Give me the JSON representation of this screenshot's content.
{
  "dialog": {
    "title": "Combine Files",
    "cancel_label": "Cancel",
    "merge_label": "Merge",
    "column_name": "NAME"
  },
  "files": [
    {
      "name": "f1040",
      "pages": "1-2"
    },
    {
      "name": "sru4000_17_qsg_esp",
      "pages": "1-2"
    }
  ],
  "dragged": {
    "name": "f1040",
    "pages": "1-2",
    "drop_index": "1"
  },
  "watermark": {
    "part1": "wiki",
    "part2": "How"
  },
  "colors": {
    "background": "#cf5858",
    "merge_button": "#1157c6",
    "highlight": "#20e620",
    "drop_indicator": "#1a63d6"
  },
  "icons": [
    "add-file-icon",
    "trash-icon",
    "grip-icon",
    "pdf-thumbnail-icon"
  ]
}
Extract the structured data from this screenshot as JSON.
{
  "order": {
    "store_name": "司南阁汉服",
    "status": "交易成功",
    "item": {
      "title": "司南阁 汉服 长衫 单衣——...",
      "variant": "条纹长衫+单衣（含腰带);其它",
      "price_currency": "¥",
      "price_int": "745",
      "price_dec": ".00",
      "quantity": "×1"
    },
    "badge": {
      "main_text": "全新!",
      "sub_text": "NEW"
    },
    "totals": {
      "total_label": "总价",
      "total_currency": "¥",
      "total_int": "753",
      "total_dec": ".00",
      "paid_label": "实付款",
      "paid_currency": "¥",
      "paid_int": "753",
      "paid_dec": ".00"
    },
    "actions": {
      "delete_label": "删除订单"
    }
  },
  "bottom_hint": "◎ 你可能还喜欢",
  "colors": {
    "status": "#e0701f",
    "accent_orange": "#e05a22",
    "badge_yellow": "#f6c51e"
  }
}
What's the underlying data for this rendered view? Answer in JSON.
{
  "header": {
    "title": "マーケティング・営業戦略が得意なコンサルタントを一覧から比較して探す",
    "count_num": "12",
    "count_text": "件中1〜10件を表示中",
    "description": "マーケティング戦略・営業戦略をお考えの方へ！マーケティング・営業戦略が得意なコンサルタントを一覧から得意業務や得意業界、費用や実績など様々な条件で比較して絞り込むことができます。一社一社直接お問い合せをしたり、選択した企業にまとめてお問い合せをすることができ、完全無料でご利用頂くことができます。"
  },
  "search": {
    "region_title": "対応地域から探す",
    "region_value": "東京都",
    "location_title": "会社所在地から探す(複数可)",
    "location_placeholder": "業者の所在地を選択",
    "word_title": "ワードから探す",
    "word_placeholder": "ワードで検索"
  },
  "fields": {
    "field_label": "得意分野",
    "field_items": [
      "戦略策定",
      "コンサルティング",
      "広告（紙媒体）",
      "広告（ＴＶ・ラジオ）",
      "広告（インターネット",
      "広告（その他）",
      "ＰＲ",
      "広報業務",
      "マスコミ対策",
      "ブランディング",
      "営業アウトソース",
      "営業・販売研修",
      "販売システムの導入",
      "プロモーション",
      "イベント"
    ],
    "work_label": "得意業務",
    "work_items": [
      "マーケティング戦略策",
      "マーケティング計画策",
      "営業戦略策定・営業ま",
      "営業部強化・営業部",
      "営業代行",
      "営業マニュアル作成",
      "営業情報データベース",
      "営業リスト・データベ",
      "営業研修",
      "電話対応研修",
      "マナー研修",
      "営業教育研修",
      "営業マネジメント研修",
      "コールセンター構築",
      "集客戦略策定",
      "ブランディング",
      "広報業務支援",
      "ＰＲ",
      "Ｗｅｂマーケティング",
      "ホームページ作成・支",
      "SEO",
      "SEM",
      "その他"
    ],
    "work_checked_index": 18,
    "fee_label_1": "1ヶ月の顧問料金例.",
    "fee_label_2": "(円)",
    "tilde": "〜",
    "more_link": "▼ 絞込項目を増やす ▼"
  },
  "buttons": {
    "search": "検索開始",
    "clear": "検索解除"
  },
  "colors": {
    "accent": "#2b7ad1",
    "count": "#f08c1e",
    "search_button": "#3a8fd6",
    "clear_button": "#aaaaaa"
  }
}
※ ※ ※
Brief →
Gather each line from the listing above that holds "data".

Solution →
Extract the structured data from this screenshot as JSON.
What's the underlying data for this rendered view? Answer in JSON.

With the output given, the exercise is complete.